The listing below should be written out exactly; please include all of it.

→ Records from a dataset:
------------------------------------------------------------

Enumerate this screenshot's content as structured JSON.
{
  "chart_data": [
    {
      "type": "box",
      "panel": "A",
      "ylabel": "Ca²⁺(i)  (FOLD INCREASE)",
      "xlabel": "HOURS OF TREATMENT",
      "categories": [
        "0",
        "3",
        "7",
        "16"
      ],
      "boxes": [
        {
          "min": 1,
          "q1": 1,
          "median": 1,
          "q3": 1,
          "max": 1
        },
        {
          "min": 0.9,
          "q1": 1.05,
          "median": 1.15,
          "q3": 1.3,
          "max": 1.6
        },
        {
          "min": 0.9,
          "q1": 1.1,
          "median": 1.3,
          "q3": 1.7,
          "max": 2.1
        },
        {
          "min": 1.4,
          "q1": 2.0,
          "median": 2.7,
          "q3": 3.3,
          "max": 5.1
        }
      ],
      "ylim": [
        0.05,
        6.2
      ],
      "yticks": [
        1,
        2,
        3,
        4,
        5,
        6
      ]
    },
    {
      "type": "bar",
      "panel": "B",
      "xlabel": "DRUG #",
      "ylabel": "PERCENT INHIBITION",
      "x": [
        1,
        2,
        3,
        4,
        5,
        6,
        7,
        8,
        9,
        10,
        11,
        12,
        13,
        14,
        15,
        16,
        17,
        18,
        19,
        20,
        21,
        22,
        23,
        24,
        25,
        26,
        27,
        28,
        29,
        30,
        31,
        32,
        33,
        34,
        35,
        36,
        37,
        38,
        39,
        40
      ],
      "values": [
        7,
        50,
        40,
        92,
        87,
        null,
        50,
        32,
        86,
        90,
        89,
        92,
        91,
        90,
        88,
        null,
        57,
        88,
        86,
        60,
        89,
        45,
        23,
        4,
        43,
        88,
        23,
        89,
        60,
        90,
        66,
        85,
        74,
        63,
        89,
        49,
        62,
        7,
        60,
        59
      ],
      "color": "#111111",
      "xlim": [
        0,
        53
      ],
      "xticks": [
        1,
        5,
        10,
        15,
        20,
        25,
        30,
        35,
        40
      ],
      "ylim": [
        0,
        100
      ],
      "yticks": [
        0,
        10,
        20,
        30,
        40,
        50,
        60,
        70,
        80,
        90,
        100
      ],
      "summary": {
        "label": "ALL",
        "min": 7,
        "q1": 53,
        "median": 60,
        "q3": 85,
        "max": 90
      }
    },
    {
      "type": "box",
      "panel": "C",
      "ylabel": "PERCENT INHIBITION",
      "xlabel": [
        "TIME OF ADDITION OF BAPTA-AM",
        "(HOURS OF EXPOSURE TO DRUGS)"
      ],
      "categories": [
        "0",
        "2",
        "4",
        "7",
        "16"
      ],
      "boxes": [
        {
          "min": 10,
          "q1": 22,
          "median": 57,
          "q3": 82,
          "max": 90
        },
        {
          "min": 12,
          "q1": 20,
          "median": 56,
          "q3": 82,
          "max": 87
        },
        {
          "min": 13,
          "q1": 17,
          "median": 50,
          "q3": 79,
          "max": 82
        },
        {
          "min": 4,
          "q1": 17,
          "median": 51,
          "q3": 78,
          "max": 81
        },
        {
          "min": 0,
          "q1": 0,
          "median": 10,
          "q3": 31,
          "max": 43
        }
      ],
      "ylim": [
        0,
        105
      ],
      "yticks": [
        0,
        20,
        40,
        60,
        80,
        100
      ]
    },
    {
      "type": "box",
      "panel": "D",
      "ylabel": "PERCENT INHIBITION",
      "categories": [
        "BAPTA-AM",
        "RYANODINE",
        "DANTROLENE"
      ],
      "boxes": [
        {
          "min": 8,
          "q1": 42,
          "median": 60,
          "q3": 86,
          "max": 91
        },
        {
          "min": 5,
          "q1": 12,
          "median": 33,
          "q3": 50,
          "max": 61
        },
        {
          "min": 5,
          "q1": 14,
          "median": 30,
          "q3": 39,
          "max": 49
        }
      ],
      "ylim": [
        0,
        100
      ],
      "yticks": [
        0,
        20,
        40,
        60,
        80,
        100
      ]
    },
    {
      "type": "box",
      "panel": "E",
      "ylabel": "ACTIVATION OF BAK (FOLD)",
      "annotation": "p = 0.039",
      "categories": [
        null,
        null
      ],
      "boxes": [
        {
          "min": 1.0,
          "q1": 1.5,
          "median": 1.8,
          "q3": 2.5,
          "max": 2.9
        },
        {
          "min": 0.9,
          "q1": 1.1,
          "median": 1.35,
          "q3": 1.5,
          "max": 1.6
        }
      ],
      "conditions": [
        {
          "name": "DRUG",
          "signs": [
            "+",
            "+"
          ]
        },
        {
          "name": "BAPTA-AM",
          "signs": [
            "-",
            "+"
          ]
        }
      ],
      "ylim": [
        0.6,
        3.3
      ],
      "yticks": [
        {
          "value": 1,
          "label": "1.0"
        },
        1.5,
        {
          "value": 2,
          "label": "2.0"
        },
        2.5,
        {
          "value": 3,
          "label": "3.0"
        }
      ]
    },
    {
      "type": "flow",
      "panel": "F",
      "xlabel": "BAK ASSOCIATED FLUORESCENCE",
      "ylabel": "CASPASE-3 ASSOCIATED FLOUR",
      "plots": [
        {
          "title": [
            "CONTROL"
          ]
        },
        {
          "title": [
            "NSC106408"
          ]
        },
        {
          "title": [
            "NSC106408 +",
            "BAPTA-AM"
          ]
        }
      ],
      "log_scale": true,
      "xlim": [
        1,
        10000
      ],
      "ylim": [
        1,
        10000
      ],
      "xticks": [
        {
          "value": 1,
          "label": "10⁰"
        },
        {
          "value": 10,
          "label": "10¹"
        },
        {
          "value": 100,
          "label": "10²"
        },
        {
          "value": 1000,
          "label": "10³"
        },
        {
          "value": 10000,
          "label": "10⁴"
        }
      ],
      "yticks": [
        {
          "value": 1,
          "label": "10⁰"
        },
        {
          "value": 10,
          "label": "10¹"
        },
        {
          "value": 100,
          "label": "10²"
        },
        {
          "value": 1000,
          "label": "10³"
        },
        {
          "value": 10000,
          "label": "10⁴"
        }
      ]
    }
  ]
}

------------------------------------------------------------

→ Result:
Enumerate this screenshot's content as structured JSON.
{
  "chart_data": [
    {
      "type": "box",
      "panel": "A",
      "ylabel": "Ca²⁺(i)  (FOLD INCREASE)",
      "xlabel": "HOURS OF TREATMENT",
      "categories": [
        "0",
        "3",
        "7",
        "16"
      ],
      "boxes": [
        {
          "min": 1,
          "q1": 1,
          "median": 1,
          "q3": 1,
          "max": 1
        },
        {
          "min": 0.9,
          "q1": 1.05,
          "median": 1.15,
          "q3": 1.3,
          "max": 1.6
        },
        {
          "min": 0.9,
          "q1": 1.1,
          "median": 1.3,
          "q3": 1.7,
          "max": 2.1
        },
        {
          "min": 1.4,
          "q1": 2.0,
          "median": 2.7,
          "q3": 3.3,
          "max": 5.1
        }
      ],
      "ylim": [
        0.05,
        6.2
      ],
      "yticks": [
        1,
        2,
        3,
        4,
        5,
        6
      ]
    },
    {
      "type": "bar",
      "panel": "B",
      "xlabel": "DRUG #",
      "ylabel": "PERCENT INHIBITION",
      "x": [
        1,
        2,
        3,
        4,
        5,
        6,
        7,
        8,
        9,
        10,
        11,
        12,
        13,
        14,
        15,
        16,
        17,
        18,
        19,
        20,
        21,
        22,
        23,
        24,
        25,
        26,
        27,
        28,
        29,
        30,
        31,
        32,
        33,
        34,
        35,
        36,
        37,
        38,
        39,
        40
      ],
      "values": [
        7,
        50,
        40,
        92,
        87,
        null,
        50,
        32,
        86,
        90,
        89,
        92,
        91,
        90,
        88,
        null,
        57,
        88,
        86,
        60,
        89,
        45,
        23,
        4,
        43,
        88,
        23,
        89,
        60,
        90,
        66,
        85,
        74,
        63,
        89,
        49,
        62,
        7,
        60,
        59
      ],
      "color": "#111111",
      "xlim": [
        0,
        53
      ],
      "xticks": [
        1,
        5,
        10,
        15,
        20,
        25,
        30,
        35,
        40
      ],
      "ylim": [
        0,
        100
      ],
      "yticks": [
        0,
        10,
        20,
        30,
        40,
        50,
        60,
        70,
        80,
        90,
        100
      ],
      "summary": {
        "label": "ALL",
        "min": 7,
        "q1": 53,
        "median": 60,
        "q3": 85,
        "max": 90
      }
    },
    {
      "type": "box",
      "panel": "C",
      "ylabel": "PERCENT INHIBITION",
      "xlabel": [
        "TIME OF ADDITION OF BAPTA-AM",
        "(HOURS OF EXPOSURE TO DRUGS)"
      ],
      "categories": [
        "0",
        "2",
        "4",
        "7",
        "16"
      ],
      "boxes": [
        {
          "min": 10,
          "q1": 22,
          "median": 57,
          "q3": 82,
          "max": 90
        },
        {
          "min": 12,
          "q1": 20,
          "median": 56,
          "q3": 82,
          "max": 87
        },
        {
          "min": 13,
          "q1": 17,
          "median": 50,
          "q3": 79,
          "max": 82
        },
        {
          "min": 4,
          "q1": 17,
          "median": 51,
          "q3": 78,
          "max": 81
        },
        {
          "min": 0,
          "q1": 0,
          "median": 10,
          "q3": 31,
          "max": 43
        }
      ],
      "ylim": [
        0,
        105
      ],
      "yticks": [
        0,
        20,
        40,
        60,
        80,
        100
      ]
    },
    {
      "type": "box",
      "panel": "D",
      "ylabel": "PERCENT INHIBITION",
      "categories": [
        "BAPTA-AM",
        "RYANODINE",
        "DANTROLENE"
      ],
      "boxes": [
        {
          "min": 8,
          "q1": 42,
          "median": 60,
          "q3": 86,
          "max": 91
        },
        {
          "min": 5,
          "q1": 12,
          "median": 33,
          "q3": 50,
          "max": 61
        },
        {
          "min": 5,
          "q1": 14,
          "median": 30,
          "q3": 39,
          "max": 49
        }
      ],
      "ylim": [
        0,
        100
      ],
      "yticks": [
        0,
        20,
        40,
        60,
        80,
        100
      ]
    },
    {
      "type": "box",
      "panel": "E",
      "ylabel": "ACTIVATION OF BAK (FOLD)",
      "annotation": "p = 0.039",
      "categories": [
        null,
        null
      ],
      "boxes": [
        {
          "min": 1.0,
          "q1": 1.5,
          "median": 1.8,
          "q3": 2.5,
          "max": 2.9
        },
        {
          "min": 0.9,
          "q1": 1.1,
          "median": 1.35,
          "q3": 1.5,
          "max": 1.6
        }
      ],
      "conditions": [
        {
          "name": "DRUG",
          "signs": [
            "+",
            "+"
          ]
        },
        {
          "name": "BAPTA-AM",
          "signs": [
            "-",
            "+"
          ]
        }
      ],
      "ylim": [
        0.6,
        3.3
      ],
      "yticks": [
        {
          "value": 1,
          "label": "1.0"
        },
        1.5,
        {
          "value": 2,
          "label": "2.0"
        },
        2.5,
        {
          "value": 3,
          "label": "3.0"
        }
      ]
    },
    {
      "type": "flow",
      "panel": "F",
      "xlabel": "BAK ASSOCIATED FLUORESCENCE",
      "ylabel": "CASPASE-3 ASSOCIATED FLOUR",
      "plots": [
        {
          "title": [
            "CONTROL"
          ]
        },
        {
          "title": [
            "NSC106408"
          ]
        },
        {
          "title": [
            "NSC106408 +",
            "BAPTA-AM"
          ]
        }
      ],
      "log_scale": true,
      "xlim": [
        1,
        10000
      ],
      "ylim": [
        1,
        10000
      ],
      "xticks": [
        {
          "value": 1,
          "label": "10⁰"
        },
        {
          "value": 10,
          "label": "10¹"
        },
        {
          "value": 100,
          "label": "10²"
        },
        {
          "value": 1000,
          "label": "10³"
        },
        {
          "value": 10000,
          "label": "10⁴"
        }
      ],
      "yticks": [
        {
          "value": 1,
          "label": "10⁰"
        },
        {
          "value": 10,
          "label": "10¹"
        },
        {
          "value": 100,
          "label": "10²"
        },
        {
          "value": 1000,
          "label": "10³"
        },
        {
          "value": 10000,
          "label": "10⁴"
        }
      ]
    }
  ]
}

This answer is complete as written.